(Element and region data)
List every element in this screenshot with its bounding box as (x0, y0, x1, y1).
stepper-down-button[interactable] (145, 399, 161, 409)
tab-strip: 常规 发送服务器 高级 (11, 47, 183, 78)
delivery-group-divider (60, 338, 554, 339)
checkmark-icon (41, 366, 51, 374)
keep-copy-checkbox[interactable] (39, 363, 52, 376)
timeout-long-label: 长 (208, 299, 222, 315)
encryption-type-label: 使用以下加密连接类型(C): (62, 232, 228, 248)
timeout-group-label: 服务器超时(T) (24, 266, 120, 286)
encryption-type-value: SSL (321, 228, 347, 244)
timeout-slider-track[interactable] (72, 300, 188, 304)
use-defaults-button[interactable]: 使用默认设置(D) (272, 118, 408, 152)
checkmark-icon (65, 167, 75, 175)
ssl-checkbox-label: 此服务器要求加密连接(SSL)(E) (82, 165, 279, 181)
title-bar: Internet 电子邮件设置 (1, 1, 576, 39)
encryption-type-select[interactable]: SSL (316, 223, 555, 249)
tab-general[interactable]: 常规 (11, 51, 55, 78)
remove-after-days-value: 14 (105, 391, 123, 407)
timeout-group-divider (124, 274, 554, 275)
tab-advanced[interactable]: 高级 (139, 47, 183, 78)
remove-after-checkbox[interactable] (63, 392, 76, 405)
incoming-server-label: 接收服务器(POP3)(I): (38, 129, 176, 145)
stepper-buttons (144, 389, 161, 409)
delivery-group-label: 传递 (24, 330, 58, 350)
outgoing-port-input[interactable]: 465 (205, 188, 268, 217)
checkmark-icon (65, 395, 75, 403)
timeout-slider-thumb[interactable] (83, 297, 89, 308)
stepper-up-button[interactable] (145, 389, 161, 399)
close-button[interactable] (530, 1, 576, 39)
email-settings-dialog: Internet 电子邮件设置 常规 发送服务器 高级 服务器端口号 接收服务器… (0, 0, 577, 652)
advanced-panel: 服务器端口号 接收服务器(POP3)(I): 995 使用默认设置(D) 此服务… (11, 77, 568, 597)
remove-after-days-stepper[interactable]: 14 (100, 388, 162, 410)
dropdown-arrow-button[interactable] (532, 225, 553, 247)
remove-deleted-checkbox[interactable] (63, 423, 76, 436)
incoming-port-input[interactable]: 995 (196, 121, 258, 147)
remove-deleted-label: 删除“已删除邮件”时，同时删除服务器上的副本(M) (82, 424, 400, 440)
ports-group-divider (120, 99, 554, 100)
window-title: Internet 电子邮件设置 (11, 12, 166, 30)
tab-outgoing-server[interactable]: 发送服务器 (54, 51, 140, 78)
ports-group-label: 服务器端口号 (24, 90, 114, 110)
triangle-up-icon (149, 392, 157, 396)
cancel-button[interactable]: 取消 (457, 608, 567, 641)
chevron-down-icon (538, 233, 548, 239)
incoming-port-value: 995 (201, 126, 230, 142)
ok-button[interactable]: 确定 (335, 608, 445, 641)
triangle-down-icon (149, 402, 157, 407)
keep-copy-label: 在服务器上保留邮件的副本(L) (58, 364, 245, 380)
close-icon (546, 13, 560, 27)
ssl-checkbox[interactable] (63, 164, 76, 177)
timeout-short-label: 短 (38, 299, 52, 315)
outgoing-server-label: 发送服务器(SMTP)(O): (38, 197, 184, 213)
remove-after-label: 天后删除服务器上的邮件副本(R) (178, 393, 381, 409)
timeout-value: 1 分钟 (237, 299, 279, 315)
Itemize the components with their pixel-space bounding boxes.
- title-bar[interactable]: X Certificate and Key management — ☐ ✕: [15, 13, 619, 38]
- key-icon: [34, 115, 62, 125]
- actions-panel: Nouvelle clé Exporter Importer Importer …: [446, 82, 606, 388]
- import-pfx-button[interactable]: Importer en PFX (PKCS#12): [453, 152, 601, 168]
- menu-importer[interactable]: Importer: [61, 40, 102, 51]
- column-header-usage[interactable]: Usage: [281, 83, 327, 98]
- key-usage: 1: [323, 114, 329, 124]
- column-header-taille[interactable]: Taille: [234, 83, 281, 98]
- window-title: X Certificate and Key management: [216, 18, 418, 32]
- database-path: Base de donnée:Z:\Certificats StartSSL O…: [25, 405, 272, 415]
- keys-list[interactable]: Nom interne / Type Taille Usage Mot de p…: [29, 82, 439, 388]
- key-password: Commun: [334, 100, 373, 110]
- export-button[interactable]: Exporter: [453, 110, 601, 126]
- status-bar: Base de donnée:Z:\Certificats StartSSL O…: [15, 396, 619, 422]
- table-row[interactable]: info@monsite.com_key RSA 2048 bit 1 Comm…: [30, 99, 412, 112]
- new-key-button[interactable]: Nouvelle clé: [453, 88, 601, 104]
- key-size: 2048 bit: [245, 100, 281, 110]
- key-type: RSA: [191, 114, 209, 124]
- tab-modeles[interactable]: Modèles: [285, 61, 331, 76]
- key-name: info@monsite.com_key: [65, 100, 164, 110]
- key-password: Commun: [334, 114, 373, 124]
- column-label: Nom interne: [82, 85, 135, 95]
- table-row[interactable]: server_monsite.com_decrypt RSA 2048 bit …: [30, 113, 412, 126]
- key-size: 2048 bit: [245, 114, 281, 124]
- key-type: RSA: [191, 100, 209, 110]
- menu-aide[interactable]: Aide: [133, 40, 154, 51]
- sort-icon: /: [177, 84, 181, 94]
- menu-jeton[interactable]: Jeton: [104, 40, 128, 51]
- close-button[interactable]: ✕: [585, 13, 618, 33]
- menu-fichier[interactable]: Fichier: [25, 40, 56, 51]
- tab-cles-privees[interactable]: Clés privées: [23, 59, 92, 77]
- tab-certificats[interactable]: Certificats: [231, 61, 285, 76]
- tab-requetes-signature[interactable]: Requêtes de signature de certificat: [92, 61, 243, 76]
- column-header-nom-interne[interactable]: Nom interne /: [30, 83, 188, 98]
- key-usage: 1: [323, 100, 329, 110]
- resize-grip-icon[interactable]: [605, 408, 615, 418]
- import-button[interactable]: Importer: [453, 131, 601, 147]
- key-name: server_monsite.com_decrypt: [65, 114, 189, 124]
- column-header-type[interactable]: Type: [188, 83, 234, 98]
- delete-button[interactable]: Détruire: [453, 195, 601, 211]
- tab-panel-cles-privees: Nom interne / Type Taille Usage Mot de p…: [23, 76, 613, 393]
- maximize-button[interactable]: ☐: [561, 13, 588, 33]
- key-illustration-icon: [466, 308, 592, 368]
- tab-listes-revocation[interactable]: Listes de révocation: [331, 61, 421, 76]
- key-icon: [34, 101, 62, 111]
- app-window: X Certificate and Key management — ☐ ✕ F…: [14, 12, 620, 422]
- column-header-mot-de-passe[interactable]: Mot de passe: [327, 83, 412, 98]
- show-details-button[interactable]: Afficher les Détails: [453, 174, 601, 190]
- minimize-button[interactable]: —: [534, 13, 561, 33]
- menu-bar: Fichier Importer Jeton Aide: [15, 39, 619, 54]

*Requirement*. Return every line of the data above with no changes.

*Answer below*.
List every element in this screenshot with its bounding box as (x0, y0, x1, y1).
stepper-down-button[interactable] (145, 399, 161, 409)
tab-strip: 常规 发送服务器 高级 (11, 47, 183, 78)
delivery-group-divider (60, 338, 554, 339)
checkmark-icon (41, 366, 51, 374)
keep-copy-checkbox[interactable] (39, 363, 52, 376)
timeout-long-label: 长 (208, 299, 222, 315)
encryption-type-label: 使用以下加密连接类型(C): (62, 232, 228, 248)
timeout-group-label: 服务器超时(T) (24, 266, 120, 286)
encryption-type-value: SSL (321, 228, 347, 244)
timeout-slider-track[interactable] (72, 300, 188, 304)
use-defaults-button[interactable]: 使用默认设置(D) (272, 118, 408, 152)
checkmark-icon (65, 167, 75, 175)
ssl-checkbox-label: 此服务器要求加密连接(SSL)(E) (82, 165, 279, 181)
title-bar: Internet 电子邮件设置 (1, 1, 576, 39)
encryption-type-select[interactable]: SSL (316, 223, 555, 249)
tab-general[interactable]: 常规 (11, 51, 55, 78)
remove-after-days-value: 14 (105, 391, 123, 407)
timeout-group-divider (124, 274, 554, 275)
tab-advanced[interactable]: 高级 (139, 47, 183, 78)
remove-after-checkbox[interactable] (63, 392, 76, 405)
incoming-server-label: 接收服务器(POP3)(I): (38, 129, 176, 145)
stepper-buttons (144, 389, 161, 409)
delivery-group-label: 传递 (24, 330, 58, 350)
outgoing-port-input[interactable]: 465 (205, 188, 268, 217)
checkmark-icon (65, 395, 75, 403)
timeout-slider-thumb[interactable] (83, 297, 89, 308)
stepper-up-button[interactable] (145, 389, 161, 399)
close-button[interactable] (530, 1, 576, 39)
email-settings-dialog: Internet 电子邮件设置 常规 发送服务器 高级 服务器端口号 接收服务器… (0, 0, 577, 652)
advanced-panel: 服务器端口号 接收服务器(POP3)(I): 995 使用默认设置(D) 此服务… (11, 77, 568, 597)
remove-after-days-stepper[interactable]: 14 (100, 388, 162, 410)
dropdown-arrow-button[interactable] (532, 225, 553, 247)
remove-deleted-checkbox[interactable] (63, 423, 76, 436)
incoming-port-input[interactable]: 995 (196, 121, 258, 147)
remove-deleted-label: 删除“已删除邮件”时，同时删除服务器上的副本(M) (82, 424, 400, 440)
ports-group-divider (120, 99, 554, 100)
window-title: Internet 电子邮件设置 (11, 12, 166, 30)
tab-outgoing-server[interactable]: 发送服务器 (54, 51, 140, 78)
ports-group-label: 服务器端口号 (24, 90, 114, 110)
triangle-up-icon (149, 392, 157, 396)
cancel-button[interactable]: 取消 (457, 608, 567, 641)
chevron-down-icon (538, 233, 548, 239)
incoming-port-value: 995 (201, 126, 230, 142)
ok-button[interactable]: 确定 (335, 608, 445, 641)
triangle-down-icon (149, 402, 157, 407)
keep-copy-label: 在服务器上保留邮件的副本(L) (58, 364, 245, 380)
close-icon (546, 13, 560, 27)
ssl-checkbox[interactable] (63, 164, 76, 177)
timeout-short-label: 短 (38, 299, 52, 315)
outgoing-server-label: 发送服务器(SMTP)(O): (38, 197, 184, 213)
remove-after-label: 天后删除服务器上的邮件副本(R) (178, 393, 381, 409)
timeout-value: 1 分钟 (237, 299, 279, 315)
Itemize the components with their pixel-space bounding boxes.
- title-bar[interactable]: X Certificate and Key management — ☐ ✕: [15, 13, 619, 38]
- key-icon: [34, 115, 62, 125]
- actions-panel: Nouvelle clé Exporter Importer Importer …: [446, 82, 606, 388]
- import-pfx-button[interactable]: Importer en PFX (PKCS#12): [453, 152, 601, 168]
- menu-importer[interactable]: Importer: [61, 40, 102, 51]
- column-header-usage[interactable]: Usage: [281, 83, 327, 98]
- key-usage: 1: [323, 114, 329, 124]
- column-header-taille[interactable]: Taille: [234, 83, 281, 98]
- window-title: X Certificate and Key management: [216, 18, 418, 32]
- database-path: Base de donnée:Z:\Certificats StartSSL O…: [25, 405, 272, 415]
- keys-list[interactable]: Nom interne / Type Taille Usage Mot de p…: [29, 82, 439, 388]
- key-password: Commun: [334, 100, 373, 110]
- export-button[interactable]: Exporter: [453, 110, 601, 126]
- status-bar: Base de donnée:Z:\Certificats StartSSL O…: [15, 396, 619, 422]
- table-row[interactable]: info@monsite.com_key RSA 2048 bit 1 Comm…: [30, 99, 412, 112]
- new-key-button[interactable]: Nouvelle clé: [453, 88, 601, 104]
- key-size: 2048 bit: [245, 100, 281, 110]
- key-type: RSA: [191, 114, 209, 124]
- tab-modeles[interactable]: Modèles: [285, 61, 331, 76]
- key-name: info@monsite.com_key: [65, 100, 164, 110]
- key-password: Commun: [334, 114, 373, 124]
- column-label: Nom interne: [82, 85, 135, 95]
- table-row[interactable]: server_monsite.com_decrypt RSA 2048 bit …: [30, 113, 412, 126]
- key-size: 2048 bit: [245, 114, 281, 124]
- key-type: RSA: [191, 100, 209, 110]
- menu-aide[interactable]: Aide: [133, 40, 154, 51]
- sort-icon: /: [177, 84, 181, 94]
- menu-jeton[interactable]: Jeton: [104, 40, 128, 51]
- close-button[interactable]: ✕: [585, 13, 618, 33]
- menu-fichier[interactable]: Fichier: [25, 40, 56, 51]
- tab-cles-privees[interactable]: Clés privées: [23, 59, 92, 77]
- tab-certificats[interactable]: Certificats: [231, 61, 285, 76]
- tab-requetes-signature[interactable]: Requêtes de signature de certificat: [92, 61, 243, 76]
- column-header-nom-interne[interactable]: Nom interne /: [30, 83, 188, 98]
- key-usage: 1: [323, 100, 329, 110]
- resize-grip-icon[interactable]: [605, 408, 615, 418]
- import-button[interactable]: Importer: [453, 131, 601, 147]
- key-name: server_monsite.com_decrypt: [65, 114, 189, 124]
- column-header-type[interactable]: Type: [188, 83, 234, 98]
- delete-button[interactable]: Détruire: [453, 195, 601, 211]
- tab-panel-cles-privees: Nom interne / Type Taille Usage Mot de p…: [23, 76, 613, 393]
- maximize-button[interactable]: ☐: [561, 13, 588, 33]
- key-illustration-icon: [466, 308, 592, 368]
- tab-listes-revocation[interactable]: Listes de révocation: [331, 61, 421, 76]
- key-icon: [34, 101, 62, 111]
- app-window: X Certificate and Key management — ☐ ✕ F…: [14, 12, 620, 422]
- column-header-mot-de-passe[interactable]: Mot de passe: [327, 83, 412, 98]
- show-details-button[interactable]: Afficher les Détails: [453, 174, 601, 190]
- minimize-button[interactable]: —: [534, 13, 561, 33]
- menu-bar: Fichier Importer Jeton Aide: [15, 39, 619, 54]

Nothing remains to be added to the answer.